(Some records):
════════════════

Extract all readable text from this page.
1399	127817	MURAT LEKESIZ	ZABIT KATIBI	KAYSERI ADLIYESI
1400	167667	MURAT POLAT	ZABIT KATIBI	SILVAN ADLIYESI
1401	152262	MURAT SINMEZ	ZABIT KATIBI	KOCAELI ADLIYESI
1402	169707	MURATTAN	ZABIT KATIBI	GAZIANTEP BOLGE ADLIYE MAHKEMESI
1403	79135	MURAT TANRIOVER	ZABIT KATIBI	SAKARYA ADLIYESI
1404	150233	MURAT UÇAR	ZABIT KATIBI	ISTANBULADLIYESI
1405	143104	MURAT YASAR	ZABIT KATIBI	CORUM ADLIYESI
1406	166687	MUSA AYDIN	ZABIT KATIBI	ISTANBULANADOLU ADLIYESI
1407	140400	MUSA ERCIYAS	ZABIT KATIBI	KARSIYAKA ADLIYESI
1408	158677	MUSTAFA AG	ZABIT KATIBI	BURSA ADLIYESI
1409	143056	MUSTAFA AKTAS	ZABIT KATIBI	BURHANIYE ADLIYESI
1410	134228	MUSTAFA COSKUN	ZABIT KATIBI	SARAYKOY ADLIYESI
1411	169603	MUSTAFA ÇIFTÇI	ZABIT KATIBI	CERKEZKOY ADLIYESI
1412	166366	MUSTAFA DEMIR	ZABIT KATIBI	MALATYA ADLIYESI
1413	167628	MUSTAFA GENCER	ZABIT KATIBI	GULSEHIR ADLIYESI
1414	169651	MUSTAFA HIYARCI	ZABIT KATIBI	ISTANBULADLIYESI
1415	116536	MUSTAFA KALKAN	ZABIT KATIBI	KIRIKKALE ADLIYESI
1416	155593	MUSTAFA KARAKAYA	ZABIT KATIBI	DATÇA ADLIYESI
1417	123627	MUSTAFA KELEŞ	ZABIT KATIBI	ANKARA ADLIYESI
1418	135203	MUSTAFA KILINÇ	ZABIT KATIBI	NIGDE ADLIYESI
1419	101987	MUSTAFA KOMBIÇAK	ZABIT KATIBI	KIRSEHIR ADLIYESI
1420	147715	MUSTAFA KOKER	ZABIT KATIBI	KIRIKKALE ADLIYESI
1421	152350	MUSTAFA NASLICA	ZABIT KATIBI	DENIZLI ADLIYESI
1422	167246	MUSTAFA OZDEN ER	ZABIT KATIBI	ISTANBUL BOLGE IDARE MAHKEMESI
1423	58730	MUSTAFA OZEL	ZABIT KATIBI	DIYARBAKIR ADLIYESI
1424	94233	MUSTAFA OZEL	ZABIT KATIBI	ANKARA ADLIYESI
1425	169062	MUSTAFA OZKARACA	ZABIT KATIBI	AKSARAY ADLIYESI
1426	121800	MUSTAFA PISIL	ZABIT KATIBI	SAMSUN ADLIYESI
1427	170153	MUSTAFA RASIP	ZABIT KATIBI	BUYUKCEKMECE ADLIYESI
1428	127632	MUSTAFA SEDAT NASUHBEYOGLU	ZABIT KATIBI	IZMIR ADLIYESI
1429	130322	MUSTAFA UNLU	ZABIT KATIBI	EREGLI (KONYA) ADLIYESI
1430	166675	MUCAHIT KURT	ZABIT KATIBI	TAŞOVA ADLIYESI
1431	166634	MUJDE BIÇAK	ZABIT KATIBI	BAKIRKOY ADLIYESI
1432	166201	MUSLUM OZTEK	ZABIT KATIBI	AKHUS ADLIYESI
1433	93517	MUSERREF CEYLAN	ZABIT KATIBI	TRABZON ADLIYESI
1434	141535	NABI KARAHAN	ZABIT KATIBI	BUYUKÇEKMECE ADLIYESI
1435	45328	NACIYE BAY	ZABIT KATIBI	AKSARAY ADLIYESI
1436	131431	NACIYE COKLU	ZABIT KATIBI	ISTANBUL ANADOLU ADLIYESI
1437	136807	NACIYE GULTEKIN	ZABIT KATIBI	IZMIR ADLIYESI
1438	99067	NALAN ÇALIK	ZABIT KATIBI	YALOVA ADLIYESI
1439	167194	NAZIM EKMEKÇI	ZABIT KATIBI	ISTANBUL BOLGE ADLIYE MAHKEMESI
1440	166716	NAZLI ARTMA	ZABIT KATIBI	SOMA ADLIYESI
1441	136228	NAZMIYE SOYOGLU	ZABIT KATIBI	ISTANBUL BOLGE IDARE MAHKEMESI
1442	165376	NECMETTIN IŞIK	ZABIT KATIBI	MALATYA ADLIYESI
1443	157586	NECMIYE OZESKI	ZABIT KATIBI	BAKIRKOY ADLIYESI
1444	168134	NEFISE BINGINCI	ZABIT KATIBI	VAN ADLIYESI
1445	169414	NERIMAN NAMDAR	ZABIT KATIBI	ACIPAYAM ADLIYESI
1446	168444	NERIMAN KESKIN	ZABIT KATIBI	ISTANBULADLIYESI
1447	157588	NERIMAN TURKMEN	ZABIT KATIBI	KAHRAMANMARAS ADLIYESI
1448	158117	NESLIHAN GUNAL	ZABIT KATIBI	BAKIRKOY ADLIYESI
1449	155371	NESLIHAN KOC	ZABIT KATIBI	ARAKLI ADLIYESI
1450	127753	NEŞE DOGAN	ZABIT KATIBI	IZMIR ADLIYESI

════════════════

(What you have to do):
Find each line that has the word "ISTANBULADLIYESI", then copy it out.

(Final result):
1404	150233	MURAT UÇAR	ZABIT KATIBI	ISTANBULADLIYESI
1414	169651	MUSTAFA HIYARCI	ZABIT KATIBI	ISTANBULADLIYESI
1446	168444	NERIMAN KESKIN	ZABIT KATIBI	ISTANBULADLIYESI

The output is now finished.